◆ Entries provided:
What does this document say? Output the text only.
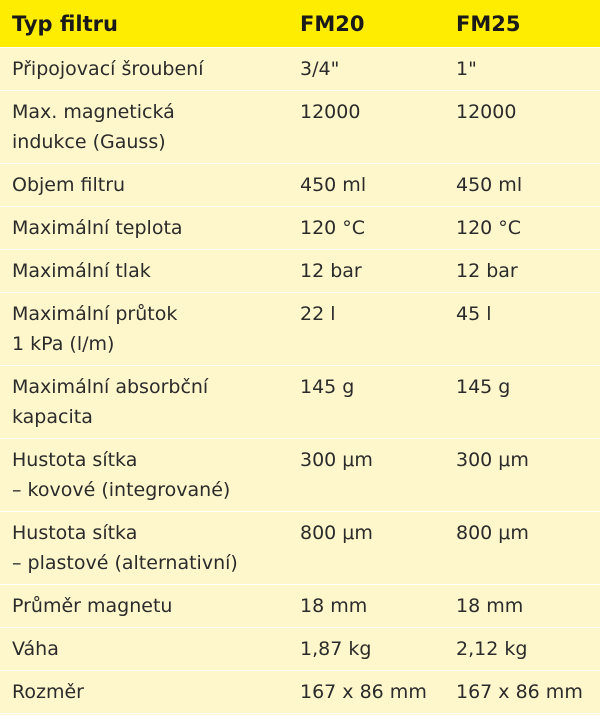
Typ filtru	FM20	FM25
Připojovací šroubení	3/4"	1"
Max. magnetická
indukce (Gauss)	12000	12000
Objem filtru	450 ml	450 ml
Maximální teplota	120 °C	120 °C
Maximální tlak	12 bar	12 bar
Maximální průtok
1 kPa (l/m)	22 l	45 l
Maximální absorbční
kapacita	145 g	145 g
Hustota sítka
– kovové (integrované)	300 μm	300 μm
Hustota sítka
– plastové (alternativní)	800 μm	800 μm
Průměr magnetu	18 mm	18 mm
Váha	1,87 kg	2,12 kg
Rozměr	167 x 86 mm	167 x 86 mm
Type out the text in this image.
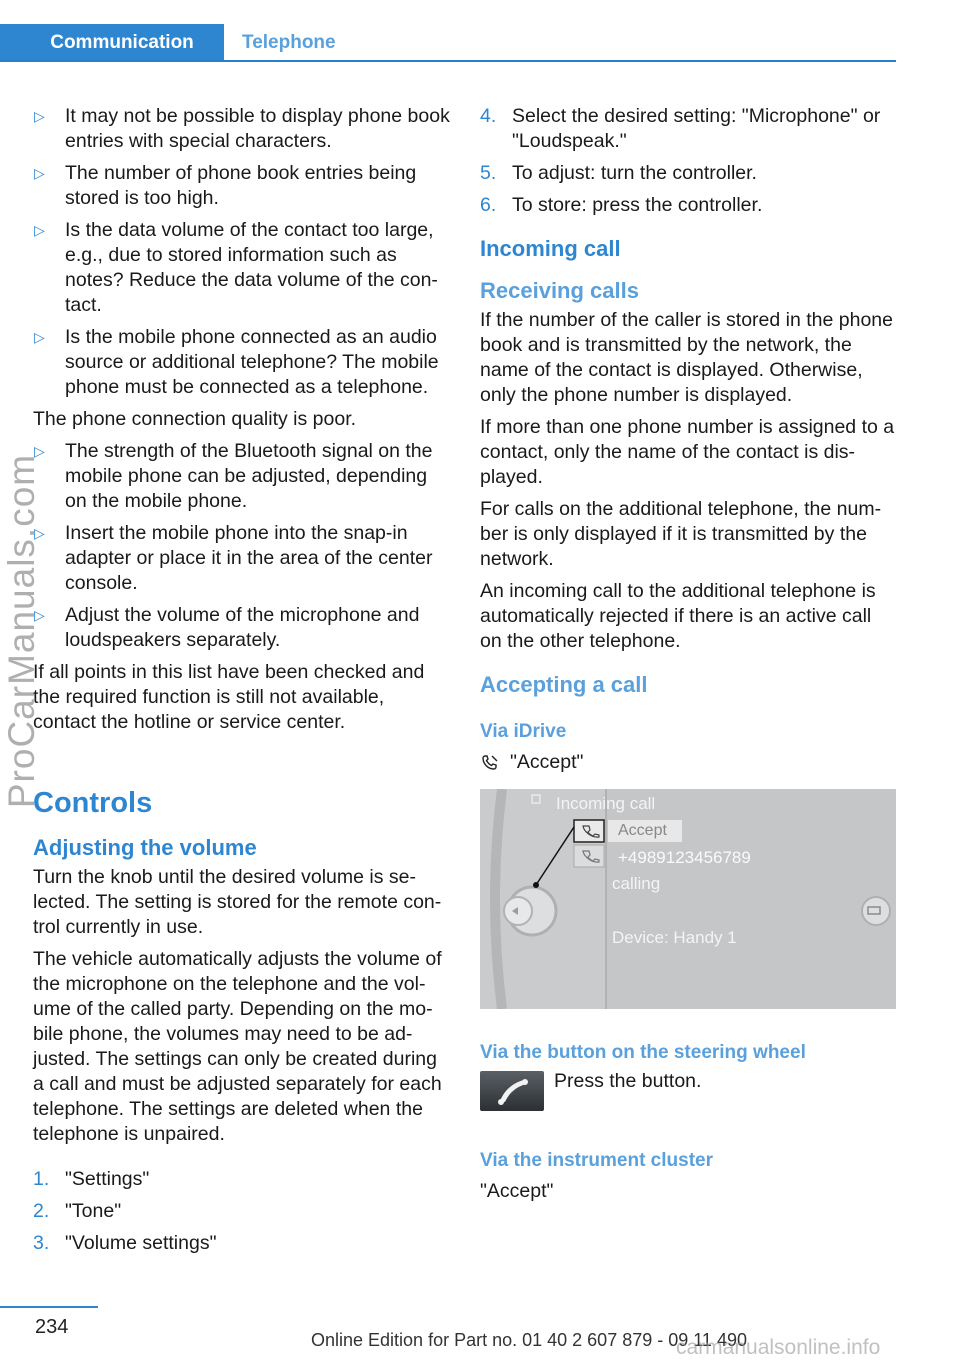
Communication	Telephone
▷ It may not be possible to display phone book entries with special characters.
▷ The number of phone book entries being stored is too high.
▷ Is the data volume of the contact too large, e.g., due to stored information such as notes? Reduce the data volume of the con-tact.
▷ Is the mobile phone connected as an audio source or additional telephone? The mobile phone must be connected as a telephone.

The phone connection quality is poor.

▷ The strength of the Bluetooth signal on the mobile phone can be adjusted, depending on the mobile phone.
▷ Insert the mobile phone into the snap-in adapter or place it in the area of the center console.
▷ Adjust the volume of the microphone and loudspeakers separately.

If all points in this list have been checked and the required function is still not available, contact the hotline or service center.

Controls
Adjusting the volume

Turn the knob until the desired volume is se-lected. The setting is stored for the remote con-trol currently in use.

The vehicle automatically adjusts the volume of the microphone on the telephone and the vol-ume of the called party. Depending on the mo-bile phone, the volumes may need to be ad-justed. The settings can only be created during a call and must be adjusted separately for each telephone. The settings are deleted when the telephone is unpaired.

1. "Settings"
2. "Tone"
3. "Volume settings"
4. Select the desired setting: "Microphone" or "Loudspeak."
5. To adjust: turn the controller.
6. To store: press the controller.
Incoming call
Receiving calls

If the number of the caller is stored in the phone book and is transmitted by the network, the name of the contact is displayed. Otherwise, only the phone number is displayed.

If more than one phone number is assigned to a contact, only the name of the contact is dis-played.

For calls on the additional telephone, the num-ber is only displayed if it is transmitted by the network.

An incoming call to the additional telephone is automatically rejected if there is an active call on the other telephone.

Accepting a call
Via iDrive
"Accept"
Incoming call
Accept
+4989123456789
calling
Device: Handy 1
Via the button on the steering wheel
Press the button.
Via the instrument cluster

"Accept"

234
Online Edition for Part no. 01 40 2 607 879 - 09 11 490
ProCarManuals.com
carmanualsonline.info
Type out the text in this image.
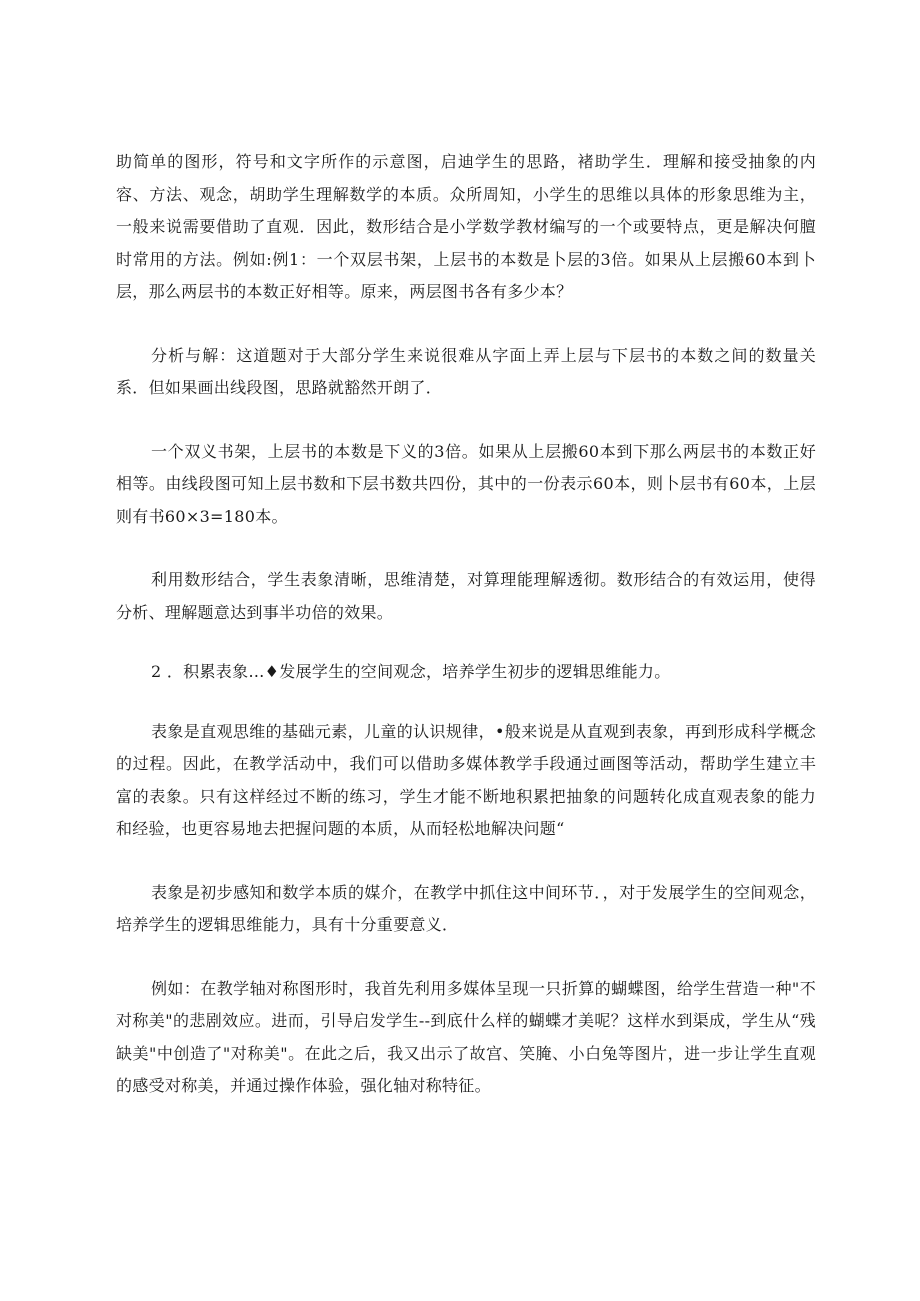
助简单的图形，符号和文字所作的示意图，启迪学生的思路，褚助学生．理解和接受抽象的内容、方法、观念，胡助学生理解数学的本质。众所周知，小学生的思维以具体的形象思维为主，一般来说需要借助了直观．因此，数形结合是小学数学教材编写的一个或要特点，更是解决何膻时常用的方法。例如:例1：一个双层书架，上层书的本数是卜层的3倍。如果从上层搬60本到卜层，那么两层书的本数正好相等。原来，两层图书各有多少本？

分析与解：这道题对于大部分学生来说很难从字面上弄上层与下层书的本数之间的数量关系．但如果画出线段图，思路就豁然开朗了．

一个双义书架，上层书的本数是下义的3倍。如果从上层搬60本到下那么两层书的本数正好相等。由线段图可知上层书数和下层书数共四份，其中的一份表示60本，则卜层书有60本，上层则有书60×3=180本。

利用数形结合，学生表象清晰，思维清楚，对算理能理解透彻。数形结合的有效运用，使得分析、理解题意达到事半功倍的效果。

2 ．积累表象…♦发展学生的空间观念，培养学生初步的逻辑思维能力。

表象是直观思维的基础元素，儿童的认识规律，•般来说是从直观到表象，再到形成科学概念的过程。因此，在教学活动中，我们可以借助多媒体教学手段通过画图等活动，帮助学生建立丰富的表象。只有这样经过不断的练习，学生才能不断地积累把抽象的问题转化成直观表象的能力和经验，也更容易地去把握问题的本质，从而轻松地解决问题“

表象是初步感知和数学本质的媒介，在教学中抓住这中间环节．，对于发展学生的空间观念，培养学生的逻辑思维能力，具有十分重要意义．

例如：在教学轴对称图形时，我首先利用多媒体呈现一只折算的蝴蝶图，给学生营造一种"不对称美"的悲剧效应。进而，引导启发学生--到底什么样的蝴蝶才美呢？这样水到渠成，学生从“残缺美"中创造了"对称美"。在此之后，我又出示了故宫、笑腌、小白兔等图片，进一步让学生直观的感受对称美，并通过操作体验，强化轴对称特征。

◆ What the exercise asks: Determine how many lines of the listing hold the word "transmitted" and reply with that figure alone.

◆ Finished exercise: 2